*** SOURCE MATERIAL ***

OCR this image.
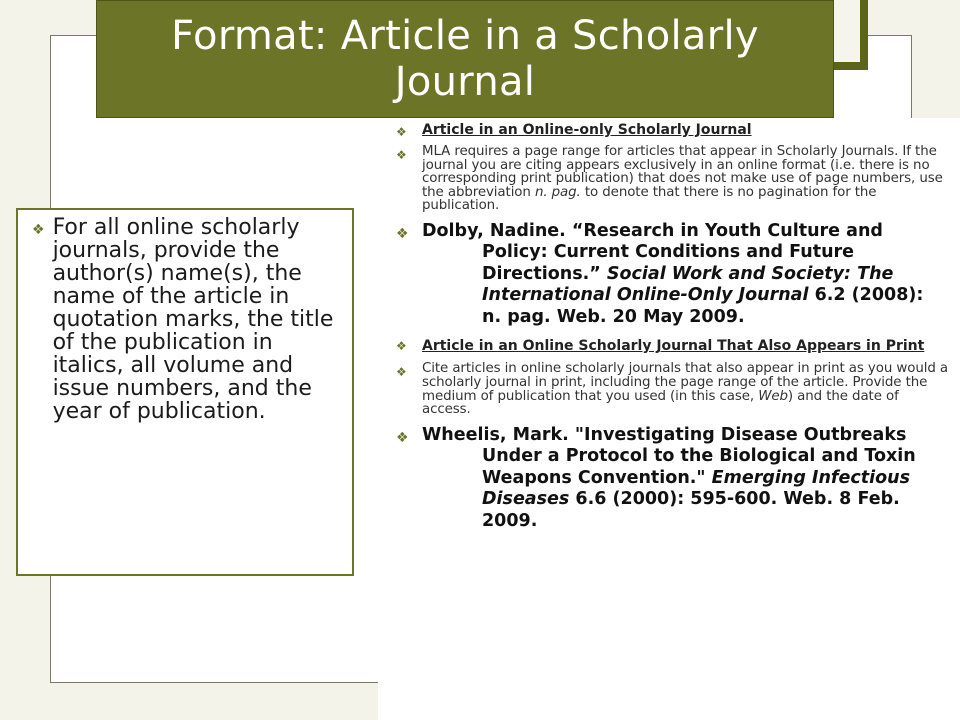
Format: Article in a Scholarly Journal
❖ For all online scholarly journals, provide the author(s) name(s), the name of the article in quotation marks, the title of the publication in italics, all volume and issue numbers, and the year of publication.

❖	Article in an Online-only Scholarly Journal
❖	MLA requires a page range for articles that appear in Scholarly Journals. If the journal you are citing appears exclusively in an online format (i.e. there is no corresponding print publication) that does not make use of page numbers, use the abbreviation n. pag. to denote that there is no pagination for the publication.
❖ Dolby, Nadine. “Research in Youth Culture and Policy: Current Conditions and Future Directions.” Social Work and Society: The International Online-Only Journal 6.2 (2008): n. pag. Web. 20 May 2009.
❖	Article in an Online Scholarly Journal That Also Appears in Print
❖	Cite articles in online scholarly journals that also appear in print as you would a scholarly journal in print, including the page range of the article. Provide the medium of publication that you used (in this case, Web) and the date of access.
❖ Wheelis, Mark. "Investigating Disease Outbreaks Under a Protocol to the Biological and Toxin Weapons Convention." Emerging Infectious Diseases 6.6 (2000): 595-600. Web. 8 Feb. 2009.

*** End of SOURCE MATERIAL ***

(WORK REQUIRED):
Please output all of the data exactly as given, omitting any images it holds.

(ANSWER SPACE):
OCR this image.
Format: Article in a Scholarly Journal
❖ For all online scholarly journals, provide the author(s) name(s), the name of the article in quotation marks, the title of the publication in italics, all volume and issue numbers, and the year of publication.

❖	Article in an Online-only Scholarly Journal
❖	MLA requires a page range for articles that appear in Scholarly Journals. If the journal you are citing appears exclusively in an online format (i.e. there is no corresponding print publication) that does not make use of page numbers, use the abbreviation n. pag. to denote that there is no pagination for the publication.
❖ Dolby, Nadine. “Research in Youth Culture and Policy: Current Conditions and Future Directions.” Social Work and Society: The International Online-Only Journal 6.2 (2008): n. pag. Web. 20 May 2009.
❖	Article in an Online Scholarly Journal That Also Appears in Print
❖	Cite articles in online scholarly journals that also appear in print as you would a scholarly journal in print, including the page range of the article. Provide the medium of publication that you used (in this case, Web) and the date of access.
❖ Wheelis, Mark. "Investigating Disease Outbreaks Under a Protocol to the Biological and Toxin Weapons Convention." Emerging Infectious Diseases 6.6 (2000): 595-600. Web. 8 Feb. 2009.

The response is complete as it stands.